◆ **Tâches à réaliser**:
• A. Recopiez du texte sur la prison de Tazmamart le passage qui s'ouvre sur les mots contenant « D’après les rescapés » et se clôt sur « infliger aux détenus. ».
• B. Dressez la liste de toutes les personnes désignées par leur nom dans le texte sur la prison de Tazmamart.
• C. Rédigez la suite du texte sur la prison de Tazmamart en reprenant après sa dernière phrase.

◆ **Document source**:
^^^^^^^^^^^^^^^^

Tazmamart

Tazmamart (arabe : سجن تازمامرت), ou Tazmamert, était une prison secrète pour prisonniers politiques à l'est du Maroc dans l'Atlas. Réputée pour ses conditions d'incarcération très difficiles, elle se trouvait dans une zone désertique près d'Er-Rich, entre Errachidia et Midelt, dans la région de Meknès-Tafilalet.

Géolocalisation de la prison de Tazmamart sur la carte du Maroc

Surnommée « l'Alcatraz marocain », on raconte qu'il était impossible de s'en évader à cause du désert très aride qui l'entourait. La ville la plus proche, Errachidia, se trouvait à 50 km. Entre 1972 et 1991, Tazmamart est devenue un symbole d'oppression dans l'histoire politique du Maroc contemporain durant les années de plomb .

D’après les rescapés de cette prison, son directeur s’appelait Mohamed el Kadi, ce dernier n’a jamais été jugé ni même entendu pour ce qu’il a fait subir et infliger aux détenus.

Histoire

La prison de Tazmamart fut construite entre 1972[1] et 1973, juste après le premier coup d'État avorté de Skhirat contre le roi Hassan II du Maroc le . Après l'échec de la tentative du général Oufkir dans le second coup d'État des aviateurs du , 58 officiers et sous-officiers des Forces armées royales furent envoyés à la prison centrale de Kénitra et plus tard à Tazmamart.

^^^^^^^^^^^^^^^^

◆ **Données fournies**:

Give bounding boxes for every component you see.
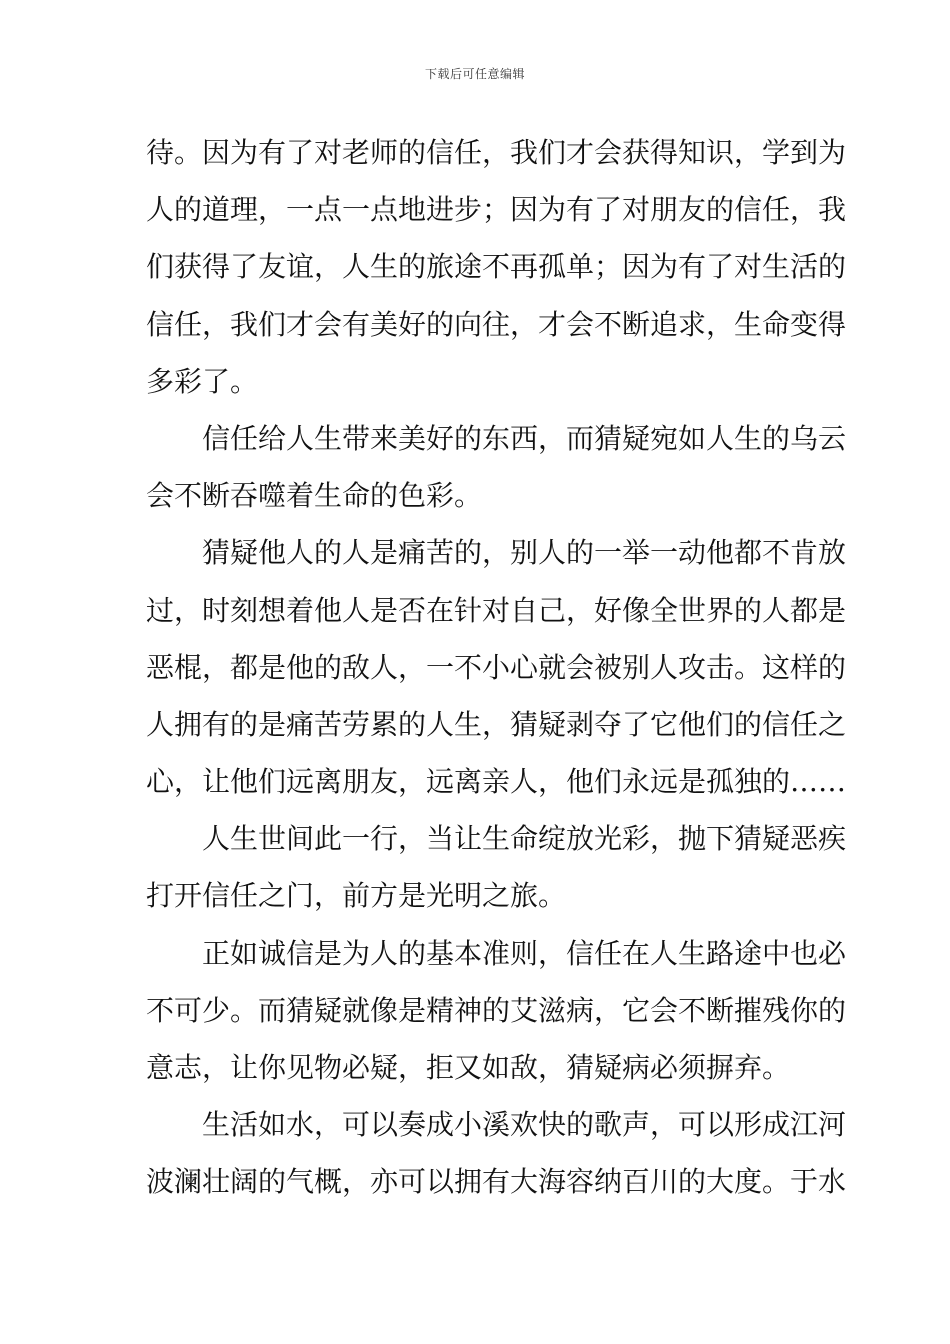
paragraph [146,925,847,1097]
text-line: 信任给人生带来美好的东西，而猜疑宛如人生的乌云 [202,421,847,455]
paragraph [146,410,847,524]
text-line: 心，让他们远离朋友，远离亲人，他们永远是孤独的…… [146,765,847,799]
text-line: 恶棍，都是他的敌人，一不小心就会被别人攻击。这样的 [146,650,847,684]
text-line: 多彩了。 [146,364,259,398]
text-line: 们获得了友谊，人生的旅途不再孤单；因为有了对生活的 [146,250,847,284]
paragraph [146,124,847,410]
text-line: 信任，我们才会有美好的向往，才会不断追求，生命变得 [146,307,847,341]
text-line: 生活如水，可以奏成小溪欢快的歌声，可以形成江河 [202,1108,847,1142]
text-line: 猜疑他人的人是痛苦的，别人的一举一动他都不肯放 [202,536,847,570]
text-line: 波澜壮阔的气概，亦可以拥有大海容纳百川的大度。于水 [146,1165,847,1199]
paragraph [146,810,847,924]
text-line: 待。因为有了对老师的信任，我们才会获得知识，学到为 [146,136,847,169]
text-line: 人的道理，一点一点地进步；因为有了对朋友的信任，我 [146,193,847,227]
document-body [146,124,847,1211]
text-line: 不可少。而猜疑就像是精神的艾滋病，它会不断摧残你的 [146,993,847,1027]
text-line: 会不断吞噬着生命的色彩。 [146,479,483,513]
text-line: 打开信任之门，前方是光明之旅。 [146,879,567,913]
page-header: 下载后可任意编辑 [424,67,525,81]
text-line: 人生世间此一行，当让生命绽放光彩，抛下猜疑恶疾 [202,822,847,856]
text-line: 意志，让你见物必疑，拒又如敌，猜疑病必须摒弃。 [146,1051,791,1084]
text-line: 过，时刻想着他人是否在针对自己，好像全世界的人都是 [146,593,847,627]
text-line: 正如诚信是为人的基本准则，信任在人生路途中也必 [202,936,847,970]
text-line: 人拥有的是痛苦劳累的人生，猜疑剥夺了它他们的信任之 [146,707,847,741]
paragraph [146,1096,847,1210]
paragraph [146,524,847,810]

^^^^^^^^^^^^^^^^

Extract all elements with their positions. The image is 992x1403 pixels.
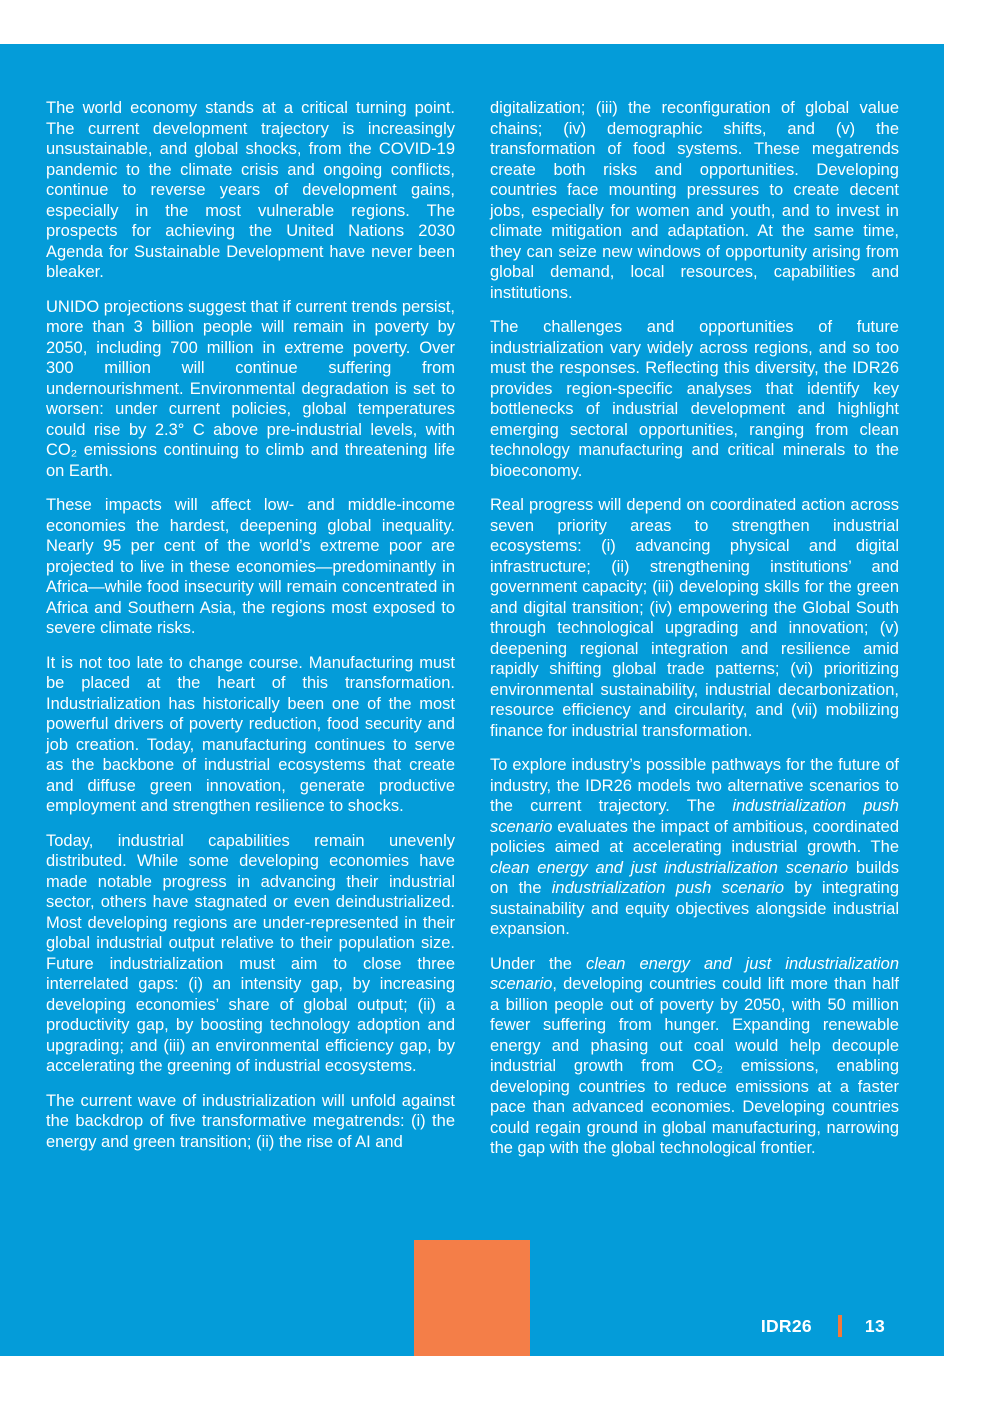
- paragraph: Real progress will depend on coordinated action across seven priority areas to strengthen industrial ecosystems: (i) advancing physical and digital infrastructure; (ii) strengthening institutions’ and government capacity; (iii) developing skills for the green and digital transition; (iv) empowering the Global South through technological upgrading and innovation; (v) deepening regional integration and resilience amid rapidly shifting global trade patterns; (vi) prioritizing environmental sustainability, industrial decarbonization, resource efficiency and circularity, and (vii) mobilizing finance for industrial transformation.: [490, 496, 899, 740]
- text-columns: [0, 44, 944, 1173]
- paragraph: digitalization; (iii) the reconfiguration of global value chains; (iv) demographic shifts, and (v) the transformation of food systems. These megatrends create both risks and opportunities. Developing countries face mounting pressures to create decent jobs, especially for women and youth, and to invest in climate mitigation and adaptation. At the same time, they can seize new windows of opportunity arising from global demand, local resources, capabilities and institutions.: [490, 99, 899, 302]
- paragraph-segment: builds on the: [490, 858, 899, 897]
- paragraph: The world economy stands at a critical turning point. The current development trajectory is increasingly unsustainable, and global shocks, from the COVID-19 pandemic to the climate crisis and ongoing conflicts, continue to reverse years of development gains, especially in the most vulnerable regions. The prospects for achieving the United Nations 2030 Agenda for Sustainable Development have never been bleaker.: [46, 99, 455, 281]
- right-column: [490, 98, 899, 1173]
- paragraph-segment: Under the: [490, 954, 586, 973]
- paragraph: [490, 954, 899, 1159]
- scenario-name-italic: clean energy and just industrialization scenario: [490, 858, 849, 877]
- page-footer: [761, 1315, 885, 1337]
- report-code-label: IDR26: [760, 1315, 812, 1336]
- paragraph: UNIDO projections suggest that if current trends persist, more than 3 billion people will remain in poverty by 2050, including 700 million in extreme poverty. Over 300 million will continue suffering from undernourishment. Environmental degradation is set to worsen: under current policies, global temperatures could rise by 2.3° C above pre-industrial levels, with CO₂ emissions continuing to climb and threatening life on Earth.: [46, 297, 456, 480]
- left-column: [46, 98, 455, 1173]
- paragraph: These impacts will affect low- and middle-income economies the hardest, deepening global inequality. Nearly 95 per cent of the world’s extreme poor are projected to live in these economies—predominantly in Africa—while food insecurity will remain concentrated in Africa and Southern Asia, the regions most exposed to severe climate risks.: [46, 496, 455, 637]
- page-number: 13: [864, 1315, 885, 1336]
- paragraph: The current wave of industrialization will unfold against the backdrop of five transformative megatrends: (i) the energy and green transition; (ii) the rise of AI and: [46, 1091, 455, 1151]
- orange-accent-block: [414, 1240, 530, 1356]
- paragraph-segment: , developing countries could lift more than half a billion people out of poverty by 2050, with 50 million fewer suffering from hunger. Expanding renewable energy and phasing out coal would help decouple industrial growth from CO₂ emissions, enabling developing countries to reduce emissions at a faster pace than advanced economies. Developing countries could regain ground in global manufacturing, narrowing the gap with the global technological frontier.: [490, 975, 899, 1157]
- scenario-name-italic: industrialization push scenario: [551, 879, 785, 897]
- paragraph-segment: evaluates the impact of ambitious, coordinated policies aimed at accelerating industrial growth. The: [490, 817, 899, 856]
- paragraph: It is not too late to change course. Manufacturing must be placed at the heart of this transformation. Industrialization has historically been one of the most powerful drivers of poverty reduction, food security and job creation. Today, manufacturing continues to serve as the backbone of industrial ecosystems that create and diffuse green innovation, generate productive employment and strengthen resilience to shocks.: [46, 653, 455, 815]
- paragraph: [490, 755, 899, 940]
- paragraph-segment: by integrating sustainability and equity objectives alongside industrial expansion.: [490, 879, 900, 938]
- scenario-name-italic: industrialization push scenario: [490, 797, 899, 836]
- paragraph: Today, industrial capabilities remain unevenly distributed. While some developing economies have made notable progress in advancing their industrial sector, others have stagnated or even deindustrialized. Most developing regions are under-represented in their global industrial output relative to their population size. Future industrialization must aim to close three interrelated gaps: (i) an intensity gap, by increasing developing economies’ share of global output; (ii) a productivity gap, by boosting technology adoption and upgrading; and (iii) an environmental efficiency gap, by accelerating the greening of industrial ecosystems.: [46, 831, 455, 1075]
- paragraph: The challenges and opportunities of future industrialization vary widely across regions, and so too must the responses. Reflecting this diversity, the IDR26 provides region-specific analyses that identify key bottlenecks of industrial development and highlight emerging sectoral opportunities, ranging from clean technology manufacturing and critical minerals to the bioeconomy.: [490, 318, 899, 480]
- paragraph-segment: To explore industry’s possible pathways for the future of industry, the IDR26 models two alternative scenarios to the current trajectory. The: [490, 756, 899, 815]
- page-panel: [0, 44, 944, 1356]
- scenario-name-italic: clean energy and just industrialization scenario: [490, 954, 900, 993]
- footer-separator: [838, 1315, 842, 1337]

^^^^^^^^^^^^^^^^

◆ **Réponses**:
• A.
D’après les rescapés de cette prison, son directeur s’appelait Mohamed el Kadi, ce dernier n’a jamais été jugé ni même entendu pour ce qu’il a fait subir et infliger aux détenus.

• B.
- Mohamed el Kadi
- Hassan II
- le général Oufkir

• C.
Durant les années 1980, des allégations surgirent sur l'existence d'une prison appelée Tazmamart. Les autorités marocaines (Makhzen) dénièrent l'entièreté de ces allégations. Il fallut attendre la publication du livre Notre ami le roi par le journaliste Gilles Perrault en 1990 pour que le sujet atteigne un niveau politique.

En 1991, sous la pression de groupes internationaux de défense des droits de l'Homme, ainsi que de certains gouvernements étrangers, le roi Hassan II décida de fermer la prison et de relâcher les derniers détenus. Certains s'enfuirent à l'étranger, d'autres restèrent au Maroc, mais furent dissuadés d'aborder publiquement leurs expériences à Tazmamart[2].

Conditions de détention

Selon d'anciens détenus et associations de droits de l'homme, les conditions de détention à Tazmamart étaient extrêmement dures. Y sévissaient torture et mauvais traitements, les conditions effroyables de vie dans la prison étaient les plus grandes menaces sur la vie des détenus.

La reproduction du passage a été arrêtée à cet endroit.